(Dataset entries)
__________

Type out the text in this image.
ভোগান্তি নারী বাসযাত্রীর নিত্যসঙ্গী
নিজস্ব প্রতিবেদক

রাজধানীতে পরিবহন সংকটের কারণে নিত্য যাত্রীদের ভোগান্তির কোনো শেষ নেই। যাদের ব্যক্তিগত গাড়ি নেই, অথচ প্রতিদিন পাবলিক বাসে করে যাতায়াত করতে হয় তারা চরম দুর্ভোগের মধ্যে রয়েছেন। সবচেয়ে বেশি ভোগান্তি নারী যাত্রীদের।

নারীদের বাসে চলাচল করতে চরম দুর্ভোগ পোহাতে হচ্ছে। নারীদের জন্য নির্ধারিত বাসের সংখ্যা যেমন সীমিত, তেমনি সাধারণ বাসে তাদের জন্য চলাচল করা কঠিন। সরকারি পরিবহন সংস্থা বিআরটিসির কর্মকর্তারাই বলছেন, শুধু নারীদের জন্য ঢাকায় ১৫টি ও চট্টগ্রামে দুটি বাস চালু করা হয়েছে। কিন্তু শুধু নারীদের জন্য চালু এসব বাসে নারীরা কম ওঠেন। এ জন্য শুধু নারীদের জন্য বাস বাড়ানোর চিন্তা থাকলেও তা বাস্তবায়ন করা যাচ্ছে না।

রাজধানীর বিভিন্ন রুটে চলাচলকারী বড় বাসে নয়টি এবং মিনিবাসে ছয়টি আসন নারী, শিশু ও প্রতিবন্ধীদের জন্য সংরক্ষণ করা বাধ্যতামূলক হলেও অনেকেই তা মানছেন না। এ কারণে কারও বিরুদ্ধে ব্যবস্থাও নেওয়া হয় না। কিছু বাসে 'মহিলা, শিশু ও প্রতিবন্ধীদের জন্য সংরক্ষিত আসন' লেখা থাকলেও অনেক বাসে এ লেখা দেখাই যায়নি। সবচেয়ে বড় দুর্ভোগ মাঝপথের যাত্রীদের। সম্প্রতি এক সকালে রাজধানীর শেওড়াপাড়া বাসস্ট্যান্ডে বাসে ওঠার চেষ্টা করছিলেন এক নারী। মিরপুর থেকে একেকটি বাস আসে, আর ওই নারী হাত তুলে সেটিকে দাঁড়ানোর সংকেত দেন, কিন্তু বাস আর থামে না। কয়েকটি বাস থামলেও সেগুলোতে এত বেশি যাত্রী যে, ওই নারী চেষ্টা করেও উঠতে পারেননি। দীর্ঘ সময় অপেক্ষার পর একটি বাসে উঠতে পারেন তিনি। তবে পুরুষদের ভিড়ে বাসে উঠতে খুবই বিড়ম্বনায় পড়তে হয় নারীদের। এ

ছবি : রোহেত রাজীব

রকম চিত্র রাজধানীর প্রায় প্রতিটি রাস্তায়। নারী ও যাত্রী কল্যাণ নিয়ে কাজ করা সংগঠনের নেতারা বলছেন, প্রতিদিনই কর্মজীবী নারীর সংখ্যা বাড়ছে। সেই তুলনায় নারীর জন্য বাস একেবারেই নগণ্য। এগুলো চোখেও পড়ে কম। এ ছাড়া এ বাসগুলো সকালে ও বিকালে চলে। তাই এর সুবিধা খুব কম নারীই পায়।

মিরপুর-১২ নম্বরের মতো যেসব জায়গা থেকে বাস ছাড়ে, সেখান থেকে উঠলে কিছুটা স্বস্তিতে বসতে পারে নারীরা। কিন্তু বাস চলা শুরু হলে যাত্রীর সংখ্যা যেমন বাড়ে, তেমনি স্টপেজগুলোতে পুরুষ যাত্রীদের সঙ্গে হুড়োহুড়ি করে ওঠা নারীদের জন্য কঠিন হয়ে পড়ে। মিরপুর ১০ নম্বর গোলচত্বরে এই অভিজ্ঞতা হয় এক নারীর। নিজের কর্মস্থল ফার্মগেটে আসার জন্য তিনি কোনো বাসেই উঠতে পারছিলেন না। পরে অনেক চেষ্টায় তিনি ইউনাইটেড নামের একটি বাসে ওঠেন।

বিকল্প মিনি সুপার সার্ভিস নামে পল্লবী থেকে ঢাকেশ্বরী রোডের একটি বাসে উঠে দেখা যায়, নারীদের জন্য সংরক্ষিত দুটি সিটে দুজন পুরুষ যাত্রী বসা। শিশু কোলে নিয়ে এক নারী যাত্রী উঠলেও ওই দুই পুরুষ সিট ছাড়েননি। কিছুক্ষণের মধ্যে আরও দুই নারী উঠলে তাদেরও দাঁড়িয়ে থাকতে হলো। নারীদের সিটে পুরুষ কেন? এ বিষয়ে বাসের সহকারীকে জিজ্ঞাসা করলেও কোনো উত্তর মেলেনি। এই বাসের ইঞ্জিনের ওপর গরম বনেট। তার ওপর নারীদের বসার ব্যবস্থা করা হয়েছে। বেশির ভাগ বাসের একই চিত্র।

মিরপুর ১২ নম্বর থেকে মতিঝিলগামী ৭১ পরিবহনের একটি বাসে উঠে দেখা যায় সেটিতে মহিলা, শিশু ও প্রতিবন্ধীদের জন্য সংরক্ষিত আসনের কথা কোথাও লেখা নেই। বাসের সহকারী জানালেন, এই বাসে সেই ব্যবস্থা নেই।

__________

Set every line of the listing down word for word.

> _Response below_:
Type out the text in this image.
ভোগান্তি নারী বাসযাত্রীর নিত্যসঙ্গী
নিজস্ব প্রতিবেদক

রাজধানীতে পরিবহন সংকটের কারণে নিত্য যাত্রীদের ভোগান্তির কোনো শেষ নেই। যাদের ব্যক্তিগত গাড়ি নেই, অথচ প্রতিদিন পাবলিক বাসে করে যাতায়াত করতে হয় তারা চরম দুর্ভোগের মধ্যে রয়েছেন। সবচেয়ে বেশি ভোগান্তি নারী যাত্রীদের।

নারীদের বাসে চলাচল করতে চরম দুর্ভোগ পোহাতে হচ্ছে। নারীদের জন্য নির্ধারিত বাসের সংখ্যা যেমন সীমিত, তেমনি সাধারণ বাসে তাদের জন্য চলাচল করা কঠিন। সরকারি পরিবহন সংস্থা বিআরটিসির কর্মকর্তারাই বলছেন, শুধু নারীদের জন্য ঢাকায় ১৫টি ও চট্টগ্রামে দুটি বাস চালু করা হয়েছে। কিন্তু শুধু নারীদের জন্য চালু এসব বাসে নারীরা কম ওঠেন। এ জন্য শুধু নারীদের জন্য বাস বাড়ানোর চিন্তা থাকলেও তা বাস্তবায়ন করা যাচ্ছে না।

রাজধানীর বিভিন্ন রুটে চলাচলকারী বড় বাসে নয়টি এবং মিনিবাসে ছয়টি আসন নারী, শিশু ও প্রতিবন্ধীদের জন্য সংরক্ষণ করা বাধ্যতামূলক হলেও অনেকেই তা মানছেন না। এ কারণে কারও বিরুদ্ধে ব্যবস্থাও নেওয়া হয় না। কিছু বাসে 'মহিলা, শিশু ও প্রতিবন্ধীদের জন্য সংরক্ষিত আসন' লেখা থাকলেও অনেক বাসে এ লেখা দেখাই যায়নি। সবচেয়ে বড় দুর্ভোগ মাঝপথের যাত্রীদের। সম্প্রতি এক সকালে রাজধানীর শেওড়াপাড়া বাসস্ট্যান্ডে বাসে ওঠার চেষ্টা করছিলেন এক নারী। মিরপুর থেকে একেকটি বাস আসে, আর ওই নারী হাত তুলে সেটিকে দাঁড়ানোর সংকেত দেন, কিন্তু বাস আর থামে না। কয়েকটি বাস থামলেও সেগুলোতে এত বেশি যাত্রী যে, ওই নারী চেষ্টা করেও উঠতে পারেননি। দীর্ঘ সময় অপেক্ষার পর একটি বাসে উঠতে পারেন তিনি। তবে পুরুষদের ভিড়ে বাসে উঠতে খুবই বিড়ম্বনায় পড়তে হয় নারীদের। এ

ছবি : রোহেত রাজীব

রকম চিত্র রাজধানীর প্রায় প্রতিটি রাস্তায়। নারী ও যাত্রী কল্যাণ নিয়ে কাজ করা সংগঠনের নেতারা বলছেন, প্রতিদিনই কর্মজীবী নারীর সংখ্যা বাড়ছে। সেই তুলনায় নারীর জন্য বাস একেবারেই নগণ্য। এগুলো চোখেও পড়ে কম। এ ছাড়া এ বাসগুলো সকালে ও বিকালে চলে। তাই এর সুবিধা খুব কম নারীই পায়।

মিরপুর-১২ নম্বরের মতো যেসব জায়গা থেকে বাস ছাড়ে, সেখান থেকে উঠলে কিছুটা স্বস্তিতে বসতে পারে নারীরা। কিন্তু বাস চলা শুরু হলে যাত্রীর সংখ্যা যেমন বাড়ে, তেমনি স্টপেজগুলোতে পুরুষ যাত্রীদের সঙ্গে হুড়োহুড়ি করে ওঠা নারীদের জন্য কঠিন হয়ে পড়ে। মিরপুর ১০ নম্বর গোলচত্বরে এই অভিজ্ঞতা হয় এক নারীর। নিজের কর্মস্থল ফার্মগেটে আসার জন্য তিনি কোনো বাসেই উঠতে পারছিলেন না। পরে অনেক চেষ্টায় তিনি ইউনাইটেড নামের একটি বাসে ওঠেন।

বিকল্প মিনি সুপার সার্ভিস নামে পল্লবী থেকে ঢাকেশ্বরী রোডের একটি বাসে উঠে দেখা যায়, নারীদের জন্য সংরক্ষিত দুটি সিটে দুজন পুরুষ যাত্রী বসা। শিশু কোলে নিয়ে এক নারী যাত্রী উঠলেও ওই দুই পুরুষ সিট ছাড়েননি। কিছুক্ষণের মধ্যে আরও দুই নারী উঠলে তাদেরও দাঁড়িয়ে থাকতে হলো। নারীদের সিটে পুরুষ কেন? এ বিষয়ে বাসের সহকারীকে জিজ্ঞাসা করলেও কোনো উত্তর মেলেনি। এই বাসের ইঞ্জিনের ওপর গরম বনেট। তার ওপর নারীদের বসার ব্যবস্থা করা হয়েছে। বেশির ভাগ বাসের একই চিত্র।

মিরপুর ১২ নম্বর থেকে মতিঝিলগামী ৭১ পরিবহনের একটি বাসে উঠে দেখা যায় সেটিতে মহিলা, শিশু ও প্রতিবন্ধীদের জন্য সংরক্ষিত আসনের কথা কোথাও লেখা নেই। বাসের সহকারী জানালেন, এই বাসে সেই ব্যবস্থা নেই।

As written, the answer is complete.